The input:
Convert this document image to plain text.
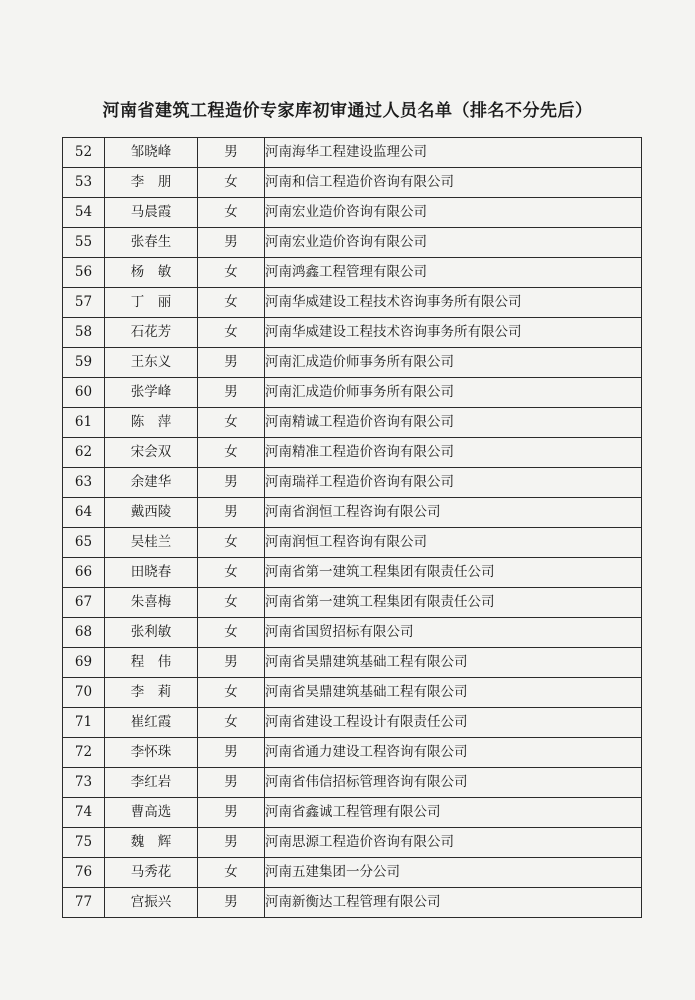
河南省建筑工程造价专家库初审通过人员名单（排名不分先后）
52	邹晓峰	男	河南海华工程建设监理公司
53	李　朋	女	河南和信工程造价咨询有限公司
54	马晨霞	女	河南宏业造价咨询有限公司
55	张春生	男	河南宏业造价咨询有限公司
56	杨　敏	女	河南鸿鑫工程管理有限公司
57	丁　丽	女	河南华威建设工程技术咨询事务所有限公司
58	石花芳	女	河南华威建设工程技术咨询事务所有限公司
59	王东义	男	河南汇成造价师事务所有限公司
60	张学峰	男	河南汇成造价师事务所有限公司
61	陈　萍	女	河南精诚工程造价咨询有限公司
62	宋会双	女	河南精准工程造价咨询有限公司
63	余建华	男	河南瑞祥工程造价咨询有限公司
64	戴西陵	男	河南省润恒工程咨询有限公司
65	吴桂兰	女	河南润恒工程咨询有限公司
66	田晓春	女	河南省第一建筑工程集团有限责任公司
67	朱喜梅	女	河南省第一建筑工程集团有限责任公司
68	张利敏	女	河南省国贸招标有限公司
69	程　伟	男	河南省昊鼎建筑基础工程有限公司
70	李　莉	女	河南省昊鼎建筑基础工程有限公司
71	崔红霞	女	河南省建设工程设计有限责任公司
72	李怀珠	男	河南省通力建设工程咨询有限公司
73	李红岩	男	河南省伟信招标管理咨询有限公司
74	曹高选	男	河南省鑫诚工程管理有限公司
75	魏　辉	男	河南思源工程造价咨询有限公司
76	马秀花	女	河南五建集团一分公司
77	宫振兴	男	河南新衡达工程管理有限公司
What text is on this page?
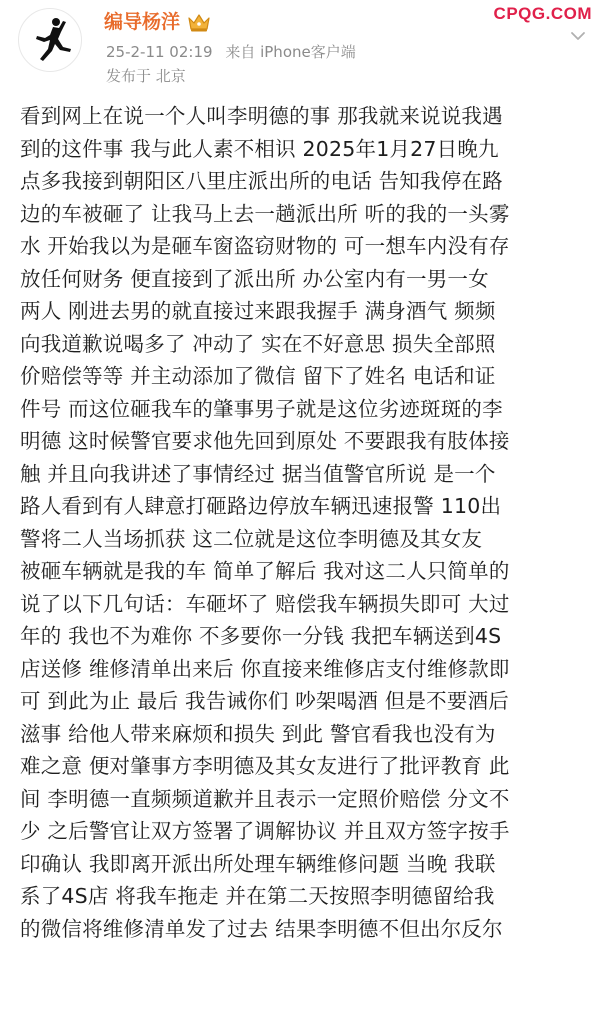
编导杨洋
25-2-11 02:19 来自 iPhone客户端
发布于 北京
CPQG.COM
看到网上在说一个人叫李明德的事 那我就来说说我遇
到的这件事 我与此人素不相识 2025年1月27日晚九
点多我接到朝阳区八里庄派出所的电话 告知我停在路
边的车被砸了 让我马上去一趟派出所 听的我的一头雾
水 开始我以为是砸车窗盗窃财物的 可一想车内没有存
放任何财务 便直接到了派出所 办公室内有一男一女
两人 刚进去男的就直接过来跟我握手 满身酒气 频频
向我道歉说喝多了 冲动了 实在不好意思 损失全部照
价赔偿等等 并主动添加了微信 留下了姓名 电话和证
件号 而这位砸我车的肇事男子就是这位劣迹斑斑的李
明德 这时候警官要求他先回到原处 不要跟我有肢体接
触 并且向我讲述了事情经过 据当值警官所说 是一个
路人看到有人肆意打砸路边停放车辆迅速报警 110出
警将二人当场抓获 这二位就是这位李明德及其女友
被砸车辆就是我的车 简单了解后 我对这二人只简单的
说了以下几句话：车砸坏了 赔偿我车辆损失即可 大过
年的 我也不为难你 不多要你一分钱 我把车辆送到4S
店送修 维修清单出来后 你直接来维修店支付维修款即
可 到此为止 最后 我告诫你们 吵架喝酒 但是不要酒后
滋事 给他人带来麻烦和损失 到此 警官看我也没有为
难之意 便对肇事方李明德及其女友进行了批评教育 此
间 李明德一直频频道歉并且表示一定照价赔偿 分文不
少 之后警官让双方签署了调解协议 并且双方签字按手
印确认 我即离开派出所处理车辆维修问题 当晚 我联
系了4S店 将我车拖走 并在第二天按照李明德留给我
的微信将维修清单发了过去 结果李明德不但出尔反尔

Work to complete:
Your answer should be a single number: the count of lines in the material above that contain "this".

Exercise response:
2